→ RECORDS FOR THE EXERCISE:
:::

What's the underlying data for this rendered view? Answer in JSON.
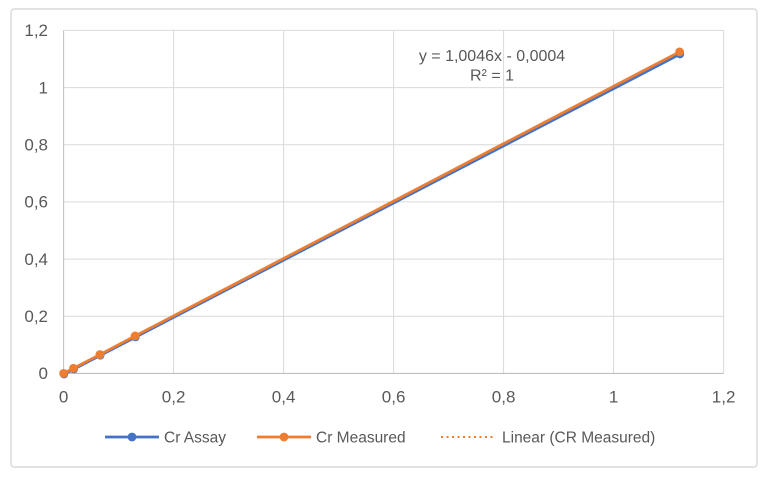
{
  "window": {
    "background": "#ffffff"
  },
  "chart": {
    "frame_border_color": "#d9d9d9",
    "frame_background": "#ffffff"
  },
  "chart_data": {
    "type": "line",
    "title": "",
    "xlabel": "",
    "ylabel": "",
    "x": [
      0,
      0.018,
      0.066,
      0.13,
      1.12
    ],
    "series": [
      {
        "name": "Cr Assay",
        "color": "#4472c4",
        "marker": "circle",
        "values": [
          0,
          0.018,
          0.066,
          0.13,
          1.12
        ]
      },
      {
        "name": "Cr Measured",
        "color": "#ed7d31",
        "marker": "circle",
        "values": [
          0,
          0.018,
          0.066,
          0.131,
          1.125
        ]
      }
    ],
    "trendline": {
      "name": "Linear (CR Measured)",
      "color": "#ed7d31",
      "style": "dotted",
      "slope": 1.0046,
      "intercept": -0.0004,
      "equation_label": "y = 1,0046x - 0,0004",
      "r_squared_label": "R² = 1"
    },
    "annotation": {
      "lines": [
        "y = 1,0046x - 0,0004",
        "R² = 1"
      ],
      "color": "#595959"
    },
    "xlim": [
      0,
      1.2
    ],
    "ylim": [
      0,
      1.2
    ],
    "x_ticks": [
      0,
      0.2,
      0.4,
      0.6,
      0.8,
      1,
      1.2
    ],
    "y_ticks": [
      0,
      0.2,
      0.4,
      0.6,
      0.8,
      1,
      1.2
    ],
    "x_tick_labels": [
      "0",
      "0,2",
      "0,4",
      "0,6",
      "0,8",
      "1",
      "1,2"
    ],
    "y_tick_labels": [
      "0",
      "0,2",
      "0,4",
      "0,6",
      "0,8",
      "1",
      "1,2"
    ],
    "grid": true,
    "gridline_color": "#d9d9d9",
    "axis_line_color": "#bfbfbf",
    "tick_label_color": "#595959",
    "legend": {
      "position": "bottom",
      "text_color": "#595959",
      "entries": [
        {
          "label": "Cr Assay",
          "color": "#4472c4",
          "swatch": "line-marker"
        },
        {
          "label": "Cr Measured",
          "color": "#ed7d31",
          "swatch": "line-marker"
        },
        {
          "label": "Linear (CR Measured)",
          "color": "#ed7d31",
          "swatch": "dotted-line"
        }
      ]
    }
  }
}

:::

→ WHAT YOU WILL DO:
What is needed is every line from the data above that includes the string "Measured", copied out.

→ RESULT BELOW:
        "name": "Cr Measured",
      "name": "Linear (CR Measured)",
          "label": "Cr Measured",
          "label": "Linear (CR Measured)",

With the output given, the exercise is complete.